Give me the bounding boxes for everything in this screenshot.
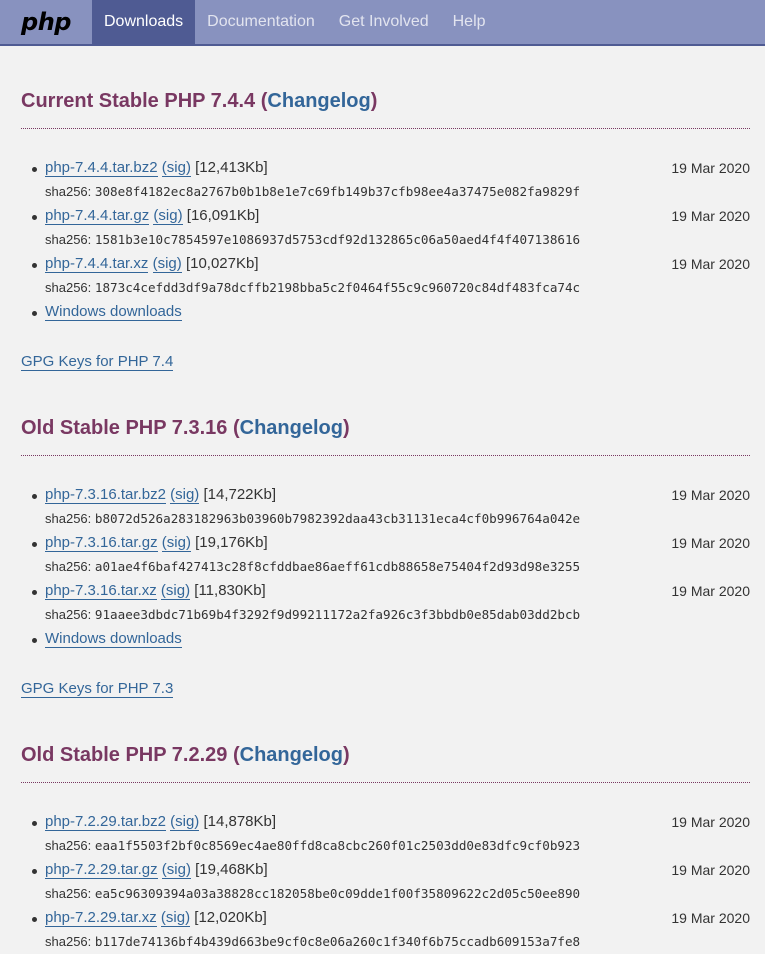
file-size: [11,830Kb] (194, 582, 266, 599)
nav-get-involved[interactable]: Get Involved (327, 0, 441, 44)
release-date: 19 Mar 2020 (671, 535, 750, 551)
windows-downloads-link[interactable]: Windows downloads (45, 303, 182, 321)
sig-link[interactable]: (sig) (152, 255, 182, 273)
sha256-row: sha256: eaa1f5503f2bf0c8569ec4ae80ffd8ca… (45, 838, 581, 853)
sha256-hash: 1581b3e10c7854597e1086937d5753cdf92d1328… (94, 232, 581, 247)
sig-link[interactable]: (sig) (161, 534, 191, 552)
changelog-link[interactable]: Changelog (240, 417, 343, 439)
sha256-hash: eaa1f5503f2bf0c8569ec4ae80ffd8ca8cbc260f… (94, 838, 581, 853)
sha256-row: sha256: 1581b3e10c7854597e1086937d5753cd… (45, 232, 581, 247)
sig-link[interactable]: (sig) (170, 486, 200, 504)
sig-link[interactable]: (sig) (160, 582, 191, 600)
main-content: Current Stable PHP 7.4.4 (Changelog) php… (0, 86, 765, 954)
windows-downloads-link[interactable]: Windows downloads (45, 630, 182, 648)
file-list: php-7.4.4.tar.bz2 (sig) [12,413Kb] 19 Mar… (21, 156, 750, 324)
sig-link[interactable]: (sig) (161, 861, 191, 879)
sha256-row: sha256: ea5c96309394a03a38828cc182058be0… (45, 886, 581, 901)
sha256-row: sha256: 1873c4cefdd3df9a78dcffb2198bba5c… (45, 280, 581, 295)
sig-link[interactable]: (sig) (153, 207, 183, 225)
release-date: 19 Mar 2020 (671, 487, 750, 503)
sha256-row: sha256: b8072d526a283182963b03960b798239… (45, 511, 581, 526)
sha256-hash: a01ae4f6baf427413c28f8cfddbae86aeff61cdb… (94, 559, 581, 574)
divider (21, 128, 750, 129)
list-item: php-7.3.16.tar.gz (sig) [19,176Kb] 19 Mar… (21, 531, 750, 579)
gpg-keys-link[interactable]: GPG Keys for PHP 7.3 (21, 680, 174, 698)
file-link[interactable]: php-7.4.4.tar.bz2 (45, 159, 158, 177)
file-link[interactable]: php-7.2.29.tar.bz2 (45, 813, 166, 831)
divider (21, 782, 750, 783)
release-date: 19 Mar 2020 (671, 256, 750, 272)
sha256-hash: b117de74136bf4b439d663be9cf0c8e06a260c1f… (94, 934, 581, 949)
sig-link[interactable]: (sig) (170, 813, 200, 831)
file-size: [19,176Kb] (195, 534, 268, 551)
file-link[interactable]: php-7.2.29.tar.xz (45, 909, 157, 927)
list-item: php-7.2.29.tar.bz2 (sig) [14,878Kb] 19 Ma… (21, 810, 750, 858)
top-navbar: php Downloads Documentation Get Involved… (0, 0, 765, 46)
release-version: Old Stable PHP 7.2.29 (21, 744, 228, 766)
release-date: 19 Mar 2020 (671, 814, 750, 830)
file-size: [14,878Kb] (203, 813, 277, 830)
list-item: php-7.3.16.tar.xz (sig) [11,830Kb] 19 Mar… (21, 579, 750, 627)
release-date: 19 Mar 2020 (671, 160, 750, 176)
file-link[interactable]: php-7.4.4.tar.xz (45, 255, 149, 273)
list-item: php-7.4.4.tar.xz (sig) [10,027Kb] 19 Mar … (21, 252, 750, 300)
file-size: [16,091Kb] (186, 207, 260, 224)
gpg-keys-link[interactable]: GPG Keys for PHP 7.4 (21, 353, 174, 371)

════════════════

-- WHAT IS ASKED --
Swap "Windows downloads" for "Windows builds" in the records from the line with "file-size: [11,830Kb] (194, 582, 266, 599)" to the line with "sig-link[interactable]: (sig) (161, 534, 191, 552)", and write out only those lines with everything else left as it is.

-- ANSWER IN FULL --
file-size: [11,830Kb] (194, 582, 266, 599)
nav-get-involved[interactable]: Get Involved (327, 0, 441, 44)
release-date: 19 Mar 2020 (671, 535, 750, 551)
windows-downloads-link[interactable]: Windows builds (45, 303, 182, 321)
sig-link[interactable]: (sig) (152, 255, 182, 273)
sha256-row: sha256: eaa1f5503f2bf0c8569ec4ae80ffd8ca… (45, 838, 581, 853)
sha256-hash: 1581b3e10c7854597e1086937d5753cdf92d1328… (94, 232, 581, 247)
sig-link[interactable]: (sig) (161, 534, 191, 552)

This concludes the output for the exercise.